Start
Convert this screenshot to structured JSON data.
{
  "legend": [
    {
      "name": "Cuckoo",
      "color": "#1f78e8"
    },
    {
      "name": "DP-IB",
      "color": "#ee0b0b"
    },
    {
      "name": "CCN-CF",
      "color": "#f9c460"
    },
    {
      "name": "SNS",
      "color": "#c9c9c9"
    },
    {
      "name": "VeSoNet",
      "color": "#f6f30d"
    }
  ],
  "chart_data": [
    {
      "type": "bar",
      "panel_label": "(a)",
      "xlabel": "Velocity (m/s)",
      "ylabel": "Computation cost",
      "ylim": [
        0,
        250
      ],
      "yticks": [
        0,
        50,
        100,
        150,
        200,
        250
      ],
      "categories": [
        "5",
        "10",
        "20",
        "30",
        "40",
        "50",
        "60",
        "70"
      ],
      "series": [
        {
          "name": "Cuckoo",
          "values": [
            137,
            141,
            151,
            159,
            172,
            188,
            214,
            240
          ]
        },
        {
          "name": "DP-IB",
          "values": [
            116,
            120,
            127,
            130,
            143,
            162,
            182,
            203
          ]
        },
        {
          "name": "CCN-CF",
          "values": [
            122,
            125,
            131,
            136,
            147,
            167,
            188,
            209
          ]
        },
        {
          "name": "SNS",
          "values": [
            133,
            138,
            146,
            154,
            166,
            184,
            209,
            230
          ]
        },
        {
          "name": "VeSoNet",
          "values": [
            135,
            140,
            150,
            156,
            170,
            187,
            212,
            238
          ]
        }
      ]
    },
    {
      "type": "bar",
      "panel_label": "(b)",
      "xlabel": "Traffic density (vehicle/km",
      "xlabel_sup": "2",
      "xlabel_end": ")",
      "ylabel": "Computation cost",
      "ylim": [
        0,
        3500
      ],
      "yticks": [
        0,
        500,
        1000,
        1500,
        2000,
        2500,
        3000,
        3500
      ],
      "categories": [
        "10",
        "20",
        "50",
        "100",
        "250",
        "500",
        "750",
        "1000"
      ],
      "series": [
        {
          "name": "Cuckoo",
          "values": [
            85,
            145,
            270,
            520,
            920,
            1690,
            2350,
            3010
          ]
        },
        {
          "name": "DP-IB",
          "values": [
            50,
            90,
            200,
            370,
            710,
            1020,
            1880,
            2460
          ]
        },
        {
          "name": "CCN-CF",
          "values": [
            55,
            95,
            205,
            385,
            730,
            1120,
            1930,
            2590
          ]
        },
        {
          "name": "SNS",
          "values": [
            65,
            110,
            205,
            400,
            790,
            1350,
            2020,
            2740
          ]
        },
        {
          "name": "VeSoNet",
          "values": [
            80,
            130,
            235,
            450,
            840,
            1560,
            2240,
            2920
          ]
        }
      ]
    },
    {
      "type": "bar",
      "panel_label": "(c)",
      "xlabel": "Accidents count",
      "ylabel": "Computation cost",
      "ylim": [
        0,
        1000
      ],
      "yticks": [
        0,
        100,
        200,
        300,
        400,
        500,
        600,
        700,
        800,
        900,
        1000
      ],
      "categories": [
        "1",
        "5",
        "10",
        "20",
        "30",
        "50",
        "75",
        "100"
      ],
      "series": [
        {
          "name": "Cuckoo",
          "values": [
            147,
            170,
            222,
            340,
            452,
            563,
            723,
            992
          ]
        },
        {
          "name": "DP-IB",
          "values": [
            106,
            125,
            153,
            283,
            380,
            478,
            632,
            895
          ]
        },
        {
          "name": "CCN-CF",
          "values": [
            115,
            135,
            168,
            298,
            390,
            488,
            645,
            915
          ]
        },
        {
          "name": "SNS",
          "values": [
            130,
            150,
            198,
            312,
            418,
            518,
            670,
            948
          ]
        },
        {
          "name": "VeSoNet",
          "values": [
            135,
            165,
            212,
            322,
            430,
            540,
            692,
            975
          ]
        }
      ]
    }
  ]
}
End
Task brief
Quote each line above in full, word for word.

Reply
Convert this screenshot to structured JSON data.
{
  "legend": [
    {
      "name": "Cuckoo",
      "color": "#1f78e8"
    },
    {
      "name": "DP-IB",
      "color": "#ee0b0b"
    },
    {
      "name": "CCN-CF",
      "color": "#f9c460"
    },
    {
      "name": "SNS",
      "color": "#c9c9c9"
    },
    {
      "name": "VeSoNet",
      "color": "#f6f30d"
    }
  ],
  "chart_data": [
    {
      "type": "bar",
      "panel_label": "(a)",
      "xlabel": "Velocity (m/s)",
      "ylabel": "Computation cost",
      "ylim": [
        0,
        250
      ],
      "yticks": [
        0,
        50,
        100,
        150,
        200,
        250
      ],
      "categories": [
        "5",
        "10",
        "20",
        "30",
        "40",
        "50",
        "60",
        "70"
      ],
      "series": [
        {
          "name": "Cuckoo",
          "values": [
            137,
            141,
            151,
            159,
            172,
            188,
            214,
            240
          ]
        },
        {
          "name": "DP-IB",
          "values": [
            116,
            120,
            127,
            130,
            143,
            162,
            182,
            203
          ]
        },
        {
          "name": "CCN-CF",
          "values": [
            122,
            125,
            131,
            136,
            147,
            167,
            188,
            209
          ]
        },
        {
          "name": "SNS",
          "values": [
            133,
            138,
            146,
            154,
            166,
            184,
            209,
            230
          ]
        },
        {
          "name": "VeSoNet",
          "values": [
            135,
            140,
            150,
            156,
            170,
            187,
            212,
            238
          ]
        }
      ]
    },
    {
      "type": "bar",
      "panel_label": "(b)",
      "xlabel": "Traffic density (vehicle/km",
      "xlabel_sup": "2",
      "xlabel_end": ")",
      "ylabel": "Computation cost",
      "ylim": [
        0,
        3500
      ],
      "yticks": [
        0,
        500,
        1000,
        1500,
        2000,
        2500,
        3000,
        3500
      ],
      "categories": [
        "10",
        "20",
        "50",
        "100",
        "250",
        "500",
        "750",
        "1000"
      ],
      "series": [
        {
          "name": "Cuckoo",
          "values": [
            85,
            145,
            270,
            520,
            920,
            1690,
            2350,
            3010
          ]
        },
        {
          "name": "DP-IB",
          "values": [
            50,
            90,
            200,
            370,
            710,
            1020,
            1880,
            2460
          ]
        },
        {
          "name": "CCN-CF",
          "values": [
            55,
            95,
            205,
            385,
            730,
            1120,
            1930,
            2590
          ]
        },
        {
          "name": "SNS",
          "values": [
            65,
            110,
            205,
            400,
            790,
            1350,
            2020,
            2740
          ]
        },
        {
          "name": "VeSoNet",
          "values": [
            80,
            130,
            235,
            450,
            840,
            1560,
            2240,
            2920
          ]
        }
      ]
    },
    {
      "type": "bar",
      "panel_label": "(c)",
      "xlabel": "Accidents count",
      "ylabel": "Computation cost",
      "ylim": [
        0,
        1000
      ],
      "yticks": [
        0,
        100,
        200,
        300,
        400,
        500,
        600,
        700,
        800,
        900,
        1000
      ],
      "categories": [
        "1",
        "5",
        "10",
        "20",
        "30",
        "50",
        "75",
        "100"
      ],
      "series": [
        {
          "name": "Cuckoo",
          "values": [
            147,
            170,
            222,
            340,
            452,
            563,
            723,
            992
          ]
        },
        {
          "name": "DP-IB",
          "values": [
            106,
            125,
            153,
            283,
            380,
            478,
            632,
            895
          ]
        },
        {
          "name": "CCN-CF",
          "values": [
            115,
            135,
            168,
            298,
            390,
            488,
            645,
            915
          ]
        },
        {
          "name": "SNS",
          "values": [
            130,
            150,
            198,
            312,
            418,
            518,
            670,
            948
          ]
        },
        {
          "name": "VeSoNet",
          "values": [
            135,
            165,
            212,
            322,
            430,
            540,
            692,
            975
          ]
        }
      ]
    }
  ]
}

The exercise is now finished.